◆ What the task requires: Write out every record in full, exactly as written, please.

◆ Material supplied:
## begin

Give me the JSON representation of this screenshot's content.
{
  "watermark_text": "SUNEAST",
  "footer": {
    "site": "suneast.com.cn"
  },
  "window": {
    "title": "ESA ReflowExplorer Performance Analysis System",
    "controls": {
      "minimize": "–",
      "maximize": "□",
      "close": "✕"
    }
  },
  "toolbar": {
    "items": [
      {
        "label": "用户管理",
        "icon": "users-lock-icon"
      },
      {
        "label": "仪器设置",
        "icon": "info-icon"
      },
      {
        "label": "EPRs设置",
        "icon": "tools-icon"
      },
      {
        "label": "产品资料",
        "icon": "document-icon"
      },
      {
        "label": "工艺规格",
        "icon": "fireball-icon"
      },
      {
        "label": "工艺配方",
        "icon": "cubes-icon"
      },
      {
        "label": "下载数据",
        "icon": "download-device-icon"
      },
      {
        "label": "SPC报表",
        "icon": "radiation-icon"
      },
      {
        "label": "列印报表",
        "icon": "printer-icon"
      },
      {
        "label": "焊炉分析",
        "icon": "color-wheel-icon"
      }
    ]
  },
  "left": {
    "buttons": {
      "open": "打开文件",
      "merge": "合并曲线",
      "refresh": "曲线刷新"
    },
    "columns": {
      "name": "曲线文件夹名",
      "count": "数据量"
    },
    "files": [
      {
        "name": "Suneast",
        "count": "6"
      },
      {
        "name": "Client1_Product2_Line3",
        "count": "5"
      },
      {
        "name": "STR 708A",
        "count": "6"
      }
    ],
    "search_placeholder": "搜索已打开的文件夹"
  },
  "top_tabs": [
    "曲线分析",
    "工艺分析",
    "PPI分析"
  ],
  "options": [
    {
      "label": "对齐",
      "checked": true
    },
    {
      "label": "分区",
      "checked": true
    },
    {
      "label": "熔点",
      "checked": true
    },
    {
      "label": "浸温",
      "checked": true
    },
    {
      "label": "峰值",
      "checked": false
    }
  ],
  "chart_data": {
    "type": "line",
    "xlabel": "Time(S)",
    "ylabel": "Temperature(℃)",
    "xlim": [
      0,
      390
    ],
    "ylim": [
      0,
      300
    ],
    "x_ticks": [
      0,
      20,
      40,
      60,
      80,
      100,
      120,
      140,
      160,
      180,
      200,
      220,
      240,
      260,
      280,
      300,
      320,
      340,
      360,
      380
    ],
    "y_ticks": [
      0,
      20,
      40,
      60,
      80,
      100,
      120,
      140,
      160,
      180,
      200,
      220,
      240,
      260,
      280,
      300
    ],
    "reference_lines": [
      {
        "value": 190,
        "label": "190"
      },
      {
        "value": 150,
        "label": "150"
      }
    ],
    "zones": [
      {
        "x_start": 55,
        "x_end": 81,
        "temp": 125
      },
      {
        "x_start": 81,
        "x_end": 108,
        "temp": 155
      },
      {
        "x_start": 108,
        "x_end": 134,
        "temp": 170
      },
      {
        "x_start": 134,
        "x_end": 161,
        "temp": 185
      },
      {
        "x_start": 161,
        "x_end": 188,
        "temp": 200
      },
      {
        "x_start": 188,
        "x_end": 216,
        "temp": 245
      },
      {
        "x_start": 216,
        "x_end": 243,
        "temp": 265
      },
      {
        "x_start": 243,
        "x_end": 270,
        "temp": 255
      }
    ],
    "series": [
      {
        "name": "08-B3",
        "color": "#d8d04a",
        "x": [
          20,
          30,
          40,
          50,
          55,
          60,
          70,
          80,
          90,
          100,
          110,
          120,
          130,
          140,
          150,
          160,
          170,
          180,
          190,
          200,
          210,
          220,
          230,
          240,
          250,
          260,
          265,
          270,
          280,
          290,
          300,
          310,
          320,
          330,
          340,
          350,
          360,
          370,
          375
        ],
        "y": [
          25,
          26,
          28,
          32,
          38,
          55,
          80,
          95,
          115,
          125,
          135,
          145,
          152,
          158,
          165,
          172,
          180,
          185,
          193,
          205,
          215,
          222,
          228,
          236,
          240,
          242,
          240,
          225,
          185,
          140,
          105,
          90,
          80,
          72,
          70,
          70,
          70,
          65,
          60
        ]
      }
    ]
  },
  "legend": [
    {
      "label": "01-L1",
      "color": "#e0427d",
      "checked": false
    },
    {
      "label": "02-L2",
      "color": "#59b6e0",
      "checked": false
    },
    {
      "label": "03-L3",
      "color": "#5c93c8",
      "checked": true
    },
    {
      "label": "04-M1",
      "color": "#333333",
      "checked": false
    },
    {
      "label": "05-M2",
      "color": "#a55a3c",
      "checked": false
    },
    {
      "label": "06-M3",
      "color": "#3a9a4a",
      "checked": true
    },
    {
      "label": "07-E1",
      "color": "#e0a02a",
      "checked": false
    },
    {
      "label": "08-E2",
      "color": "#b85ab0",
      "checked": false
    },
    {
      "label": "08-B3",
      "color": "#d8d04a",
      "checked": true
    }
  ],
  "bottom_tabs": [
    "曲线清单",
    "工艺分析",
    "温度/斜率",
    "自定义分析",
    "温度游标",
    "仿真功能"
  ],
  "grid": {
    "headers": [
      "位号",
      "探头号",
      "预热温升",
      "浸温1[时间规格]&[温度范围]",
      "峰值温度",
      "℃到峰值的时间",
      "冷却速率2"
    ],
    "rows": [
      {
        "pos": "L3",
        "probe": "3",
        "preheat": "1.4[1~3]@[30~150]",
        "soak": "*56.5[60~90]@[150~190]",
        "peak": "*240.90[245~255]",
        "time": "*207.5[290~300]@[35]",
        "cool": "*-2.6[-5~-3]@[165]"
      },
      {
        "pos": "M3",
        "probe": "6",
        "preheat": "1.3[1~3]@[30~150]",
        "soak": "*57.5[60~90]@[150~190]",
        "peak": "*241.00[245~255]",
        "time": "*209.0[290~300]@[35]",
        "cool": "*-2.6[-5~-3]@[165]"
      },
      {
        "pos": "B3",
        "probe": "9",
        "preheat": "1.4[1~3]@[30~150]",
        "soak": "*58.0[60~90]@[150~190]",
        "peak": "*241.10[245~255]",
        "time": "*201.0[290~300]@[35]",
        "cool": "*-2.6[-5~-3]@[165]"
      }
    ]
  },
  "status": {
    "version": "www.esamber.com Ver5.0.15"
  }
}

## end

◆ Answer for the task:
Give me the JSON representation of this screenshot's content.
{
  "watermark_text": "SUNEAST",
  "footer": {
    "site": "suneast.com.cn"
  },
  "window": {
    "title": "ESA ReflowExplorer Performance Analysis System",
    "controls": {
      "minimize": "–",
      "maximize": "□",
      "close": "✕"
    }
  },
  "toolbar": {
    "items": [
      {
        "label": "用户管理",
        "icon": "users-lock-icon"
      },
      {
        "label": "仪器设置",
        "icon": "info-icon"
      },
      {
        "label": "EPRs设置",
        "icon": "tools-icon"
      },
      {
        "label": "产品资料",
        "icon": "document-icon"
      },
      {
        "label": "工艺规格",
        "icon": "fireball-icon"
      },
      {
        "label": "工艺配方",
        "icon": "cubes-icon"
      },
      {
        "label": "下载数据",
        "icon": "download-device-icon"
      },
      {
        "label": "SPC报表",
        "icon": "radiation-icon"
      },
      {
        "label": "列印报表",
        "icon": "printer-icon"
      },
      {
        "label": "焊炉分析",
        "icon": "color-wheel-icon"
      }
    ]
  },
  "left": {
    "buttons": {
      "open": "打开文件",
      "merge": "合并曲线",
      "refresh": "曲线刷新"
    },
    "columns": {
      "name": "曲线文件夹名",
      "count": "数据量"
    },
    "files": [
      {
        "name": "Suneast",
        "count": "6"
      },
      {
        "name": "Client1_Product2_Line3",
        "count": "5"
      },
      {
        "name": "STR 708A",
        "count": "6"
      }
    ],
    "search_placeholder": "搜索已打开的文件夹"
  },
  "top_tabs": [
    "曲线分析",
    "工艺分析",
    "PPI分析"
  ],
  "options": [
    {
      "label": "对齐",
      "checked": true
    },
    {
      "label": "分区",
      "checked": true
    },
    {
      "label": "熔点",
      "checked": true
    },
    {
      "label": "浸温",
      "checked": true
    },
    {
      "label": "峰值",
      "checked": false
    }
  ],
  "chart_data": {
    "type": "line",
    "xlabel": "Time(S)",
    "ylabel": "Temperature(℃)",
    "xlim": [
      0,
      390
    ],
    "ylim": [
      0,
      300
    ],
    "x_ticks": [
      0,
      20,
      40,
      60,
      80,
      100,
      120,
      140,
      160,
      180,
      200,
      220,
      240,
      260,
      280,
      300,
      320,
      340,
      360,
      380
    ],
    "y_ticks": [
      0,
      20,
      40,
      60,
      80,
      100,
      120,
      140,
      160,
      180,
      200,
      220,
      240,
      260,
      280,
      300
    ],
    "reference_lines": [
      {
        "value": 190,
        "label": "190"
      },
      {
        "value": 150,
        "label": "150"
      }
    ],
    "zones": [
      {
        "x_start": 55,
        "x_end": 81,
        "temp": 125
      },
      {
        "x_start": 81,
        "x_end": 108,
        "temp": 155
      },
      {
        "x_start": 108,
        "x_end": 134,
        "temp": 170
      },
      {
        "x_start": 134,
        "x_end": 161,
        "temp": 185
      },
      {
        "x_start": 161,
        "x_end": 188,
        "temp": 200
      },
      {
        "x_start": 188,
        "x_end": 216,
        "temp": 245
      },
      {
        "x_start": 216,
        "x_end": 243,
        "temp": 265
      },
      {
        "x_start": 243,
        "x_end": 270,
        "temp": 255
      }
    ],
    "series": [
      {
        "name": "08-B3",
        "color": "#d8d04a",
        "x": [
          20,
          30,
          40,
          50,
          55,
          60,
          70,
          80,
          90,
          100,
          110,
          120,
          130,
          140,
          150,
          160,
          170,
          180,
          190,
          200,
          210,
          220,
          230,
          240,
          250,
          260,
          265,
          270,
          280,
          290,
          300,
          310,
          320,
          330,
          340,
          350,
          360,
          370,
          375
        ],
        "y": [
          25,
          26,
          28,
          32,
          38,
          55,
          80,
          95,
          115,
          125,
          135,
          145,
          152,
          158,
          165,
          172,
          180,
          185,
          193,
          205,
          215,
          222,
          228,
          236,
          240,
          242,
          240,
          225,
          185,
          140,
          105,
          90,
          80,
          72,
          70,
          70,
          70,
          65,
          60
        ]
      }
    ]
  },
  "legend": [
    {
      "label": "01-L1",
      "color": "#e0427d",
      "checked": false
    },
    {
      "label": "02-L2",
      "color": "#59b6e0",
      "checked": false
    },
    {
      "label": "03-L3",
      "color": "#5c93c8",
      "checked": true
    },
    {
      "label": "04-M1",
      "color": "#333333",
      "checked": false
    },
    {
      "label": "05-M2",
      "color": "#a55a3c",
      "checked": false
    },
    {
      "label": "06-M3",
      "color": "#3a9a4a",
      "checked": true
    },
    {
      "label": "07-E1",
      "color": "#e0a02a",
      "checked": false
    },
    {
      "label": "08-E2",
      "color": "#b85ab0",
      "checked": false
    },
    {
      "label": "08-B3",
      "color": "#d8d04a",
      "checked": true
    }
  ],
  "bottom_tabs": [
    "曲线清单",
    "工艺分析",
    "温度/斜率",
    "自定义分析",
    "温度游标",
    "仿真功能"
  ],
  "grid": {
    "headers": [
      "位号",
      "探头号",
      "预热温升",
      "浸温1[时间规格]&[温度范围]",
      "峰值温度",
      "℃到峰值的时间",
      "冷却速率2"
    ],
    "rows": [
      {
        "pos": "L3",
        "probe": "3",
        "preheat": "1.4[1~3]@[30~150]",
        "soak": "*56.5[60~90]@[150~190]",
        "peak": "*240.90[245~255]",
        "time": "*207.5[290~300]@[35]",
        "cool": "*-2.6[-5~-3]@[165]"
      },
      {
        "pos": "M3",
        "probe": "6",
        "preheat": "1.3[1~3]@[30~150]",
        "soak": "*57.5[60~90]@[150~190]",
        "peak": "*241.00[245~255]",
        "time": "*209.0[290~300]@[35]",
        "cool": "*-2.6[-5~-3]@[165]"
      },
      {
        "pos": "B3",
        "probe": "9",
        "preheat": "1.4[1~3]@[30~150]",
        "soak": "*58.0[60~90]@[150~190]",
        "peak": "*241.10[245~255]",
        "time": "*201.0[290~300]@[35]",
        "cool": "*-2.6[-5~-3]@[165]"
      }
    ]
  },
  "status": {
    "version": "www.esamber.com Ver5.0.15"
  }
}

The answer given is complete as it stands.